◆ **Exercise goal**
Extract every line of the material that holds the string "million".

<<<<

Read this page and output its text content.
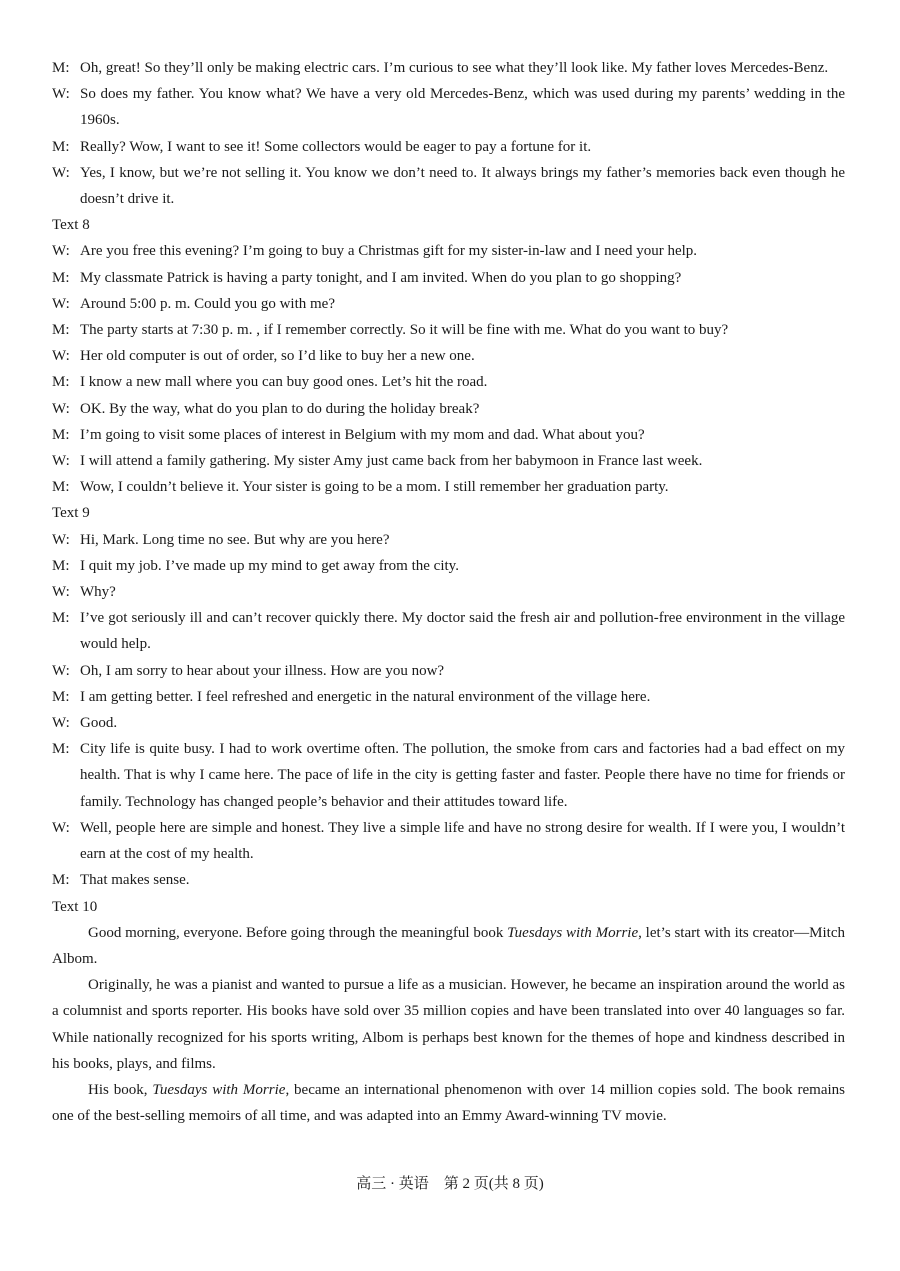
M: Oh, great! So they’ll only be making electric cars. I’m curious to see what they’ll look like. My father loves Mercedes-Benz.
W: So does my father. You know what? We have a very old Mercedes-Benz, which was used during my parents’ wedding in the 1960s.
M: Really? Wow, I want to see it! Some collectors would be eager to pay a fortune for it.
W: Yes, I know, but we’re not selling it. You know we don’t need to. It always brings my father’s memories back even though he doesn’t drive it.
Text 8
W: Are you free this evening? I’m going to buy a Christmas gift for my sister-in-law and I need your help.
M: My classmate Patrick is having a party tonight, and I am invited. When do you plan to go shopping?
W: Around 5:00 p. m. Could you go with me?
M: The party starts at 7:30 p. m. , if I remember correctly. So it will be fine with me. What do you want to buy?
W: Her old computer is out of order, so I’d like to buy her a new one.
M: I know a new mall where you can buy good ones. Let’s hit the road.
W: OK. By the way, what do you plan to do during the holiday break?
M: I’m going to visit some places of interest in Belgium with my mom and dad. What about you?
W: I will attend a family gathering. My sister Amy just came back from her babymoon in France last week.
M: Wow, I couldn’t believe it. Your sister is going to be a mom. I still remember her graduation party.
Text 9
W: Hi, Mark. Long time no see. But why are you here?
M: I quit my job. I’ve made up my mind to get away from the city.
W: Why?
M: I’ve got seriously ill and can’t recover quickly there. My doctor said the fresh air and pollution-free environment in the village would help.
W: Oh, I am sorry to hear about your illness. How are you now?
M: I am getting better. I feel refreshed and energetic in the natural environment of the village here.
W: Good.
M: City life is quite busy. I had to work overtime often. The pollution, the smoke from cars and factories had a bad effect on my health. That is why I came here. The pace of life in the city is getting faster and faster. People there have no time for friends or family. Technology has changed people’s behavior and their attitudes toward life.
W: Well, people here are simple and honest. They live a simple life and have no strong desire for wealth. If I were you, I wouldn’t earn at the cost of my health.
M: That makes sense.
Text 10
Good morning, everyone. Before going through the meaningful book Tuesdays with Morrie, let’s start with its creator—Mitch Albom.
Originally, he was a pianist and wanted to pursue a life as a musician. However, he became an inspiration around the world as a columnist and sports reporter. His books have sold over 35 million copies and have been translated into over 40 languages so far. While nationally recognized for his sports writing, Albom is perhaps best known for the themes of hope and kindness described in his books, plays, and films.
His book, Tuesdays with Morrie, became an international phenomenon with over 14 million copies sold. The book remains one of the best-selling memoirs of all time, and was adapted into an Emmy Award-winning TV movie.
高三 · 英语　第 2 页(共 8 页)
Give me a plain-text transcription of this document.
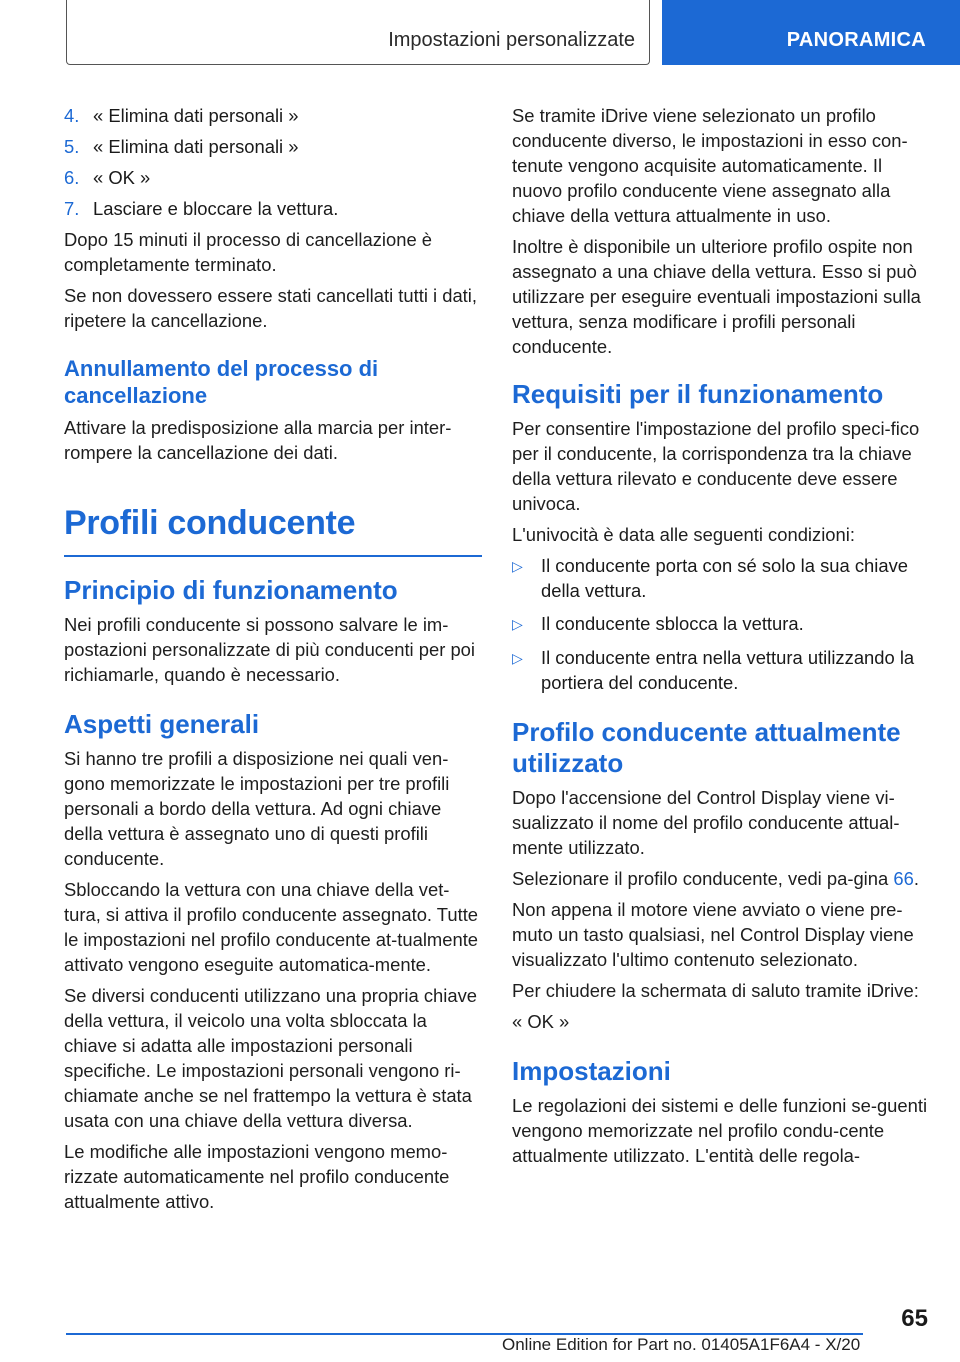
Impostazioni personalizzate	PANORAMICA
4. « Elimina dati personali »
5. « Elimina dati personali »
6. « OK »
7. Lasciare e bloccare la vettura.

Dopo 15 minuti il processo di cancellazione è completamente terminato.

Se non dovessero essere stati cancellati tutti i dati, ripetere la cancellazione.

Annullamento del processo di cancellazione

Attivare la predisposizione alla marcia per inter-rompere la cancellazione dei dati.

Profili conducente
Principio di funzionamento

Nei profili conducente si possono salvare le im-postazioni personalizzate di più conducenti per poi richiamarle, quando è necessario.

Aspetti generali

Si hanno tre profili a disposizione nei quali ven-gono memorizzate le impostazioni per tre profili personali a bordo della vettura. Ad ogni chiave della vettura è assegnato uno di questi profili conducente.

Sbloccando la vettura con una chiave della vet-tura, si attiva il profilo conducente assegnato. Tutte le impostazioni nel profilo conducente at-tualmente attivato vengono eseguite automatica-mente.

Se diversi conducenti utilizzano una propria chiave della vettura, il veicolo una volta sbloccata la chiave si adatta alle impostazioni personali specifiche. Le impostazioni personali vengono ri-chiamate anche se nel frattempo la vettura è stata usata con una chiave della vettura diversa.

Le modifiche alle impostazioni vengono memo-rizzate automaticamente nel profilo conducente attualmente attivo.

Se tramite iDrive viene selezionato un profilo conducente diverso, le impostazioni in esso con-tenute vengono acquisite automaticamente. Il nuovo profilo conducente viene assegnato alla chiave della vettura attualmente in uso.

Inoltre è disponibile un ulteriore profilo ospite non assegnato a una chiave della vettura. Esso si può utilizzare per eseguire eventuali impostazioni sulla vettura, senza modificare i profili personali conducente.

Requisiti per il funzionamento

Per consentire l'impostazione del profilo speci-fico per il conducente, la corrispondenza tra la chiave della vettura rilevato e conducente deve essere univoca.

L'univocità è data alle seguenti condizioni:

▷ Il conducente porta con sé solo la sua chiave della vettura.
▷ Il conducente sblocca la vettura.
▷ Il conducente entra nella vettura utilizzando la portiera del conducente.
Profilo conducente attualmente utilizzato

Dopo l'accensione del Control Display viene vi-sualizzato il nome del profilo conducente attual-mente utilizzato.

Selezionare il profilo conducente, vedi pa-gina 66.

Non appena il motore viene avviato o viene pre-muto un tasto qualsiasi, nel Control Display viene visualizzato l'ultimo contenuto selezionato.

Per chiudere la schermata di saluto tramite iDrive:

« OK »

Impostazioni

Le regolazioni dei sistemi e delle funzioni se-guenti vengono memorizzate nel profilo condu-cente attualmente utilizzato. L'entità delle regola-

65
Online Edition for Part no. 01405A1F6A4 - X/20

>>>>

◆ **Task solution**
Originally, he was a pianist and wanted to pursue a life as a musician. However, he became an inspiration around the world as a columnist and sports reporter. His books have sold over 35 million copies and have been translated into over 40 languages so far. While nationally recognized for his sports writing, Albom is perhaps best known for the themes of hope and kindness described in his books, plays, and films.
His book, Tuesdays with Morrie, became an international phenomenon with over 14 million copies sold. The book remains one of the best-selling memoirs of all time, and was adapted into an Emmy Award-winning TV movie.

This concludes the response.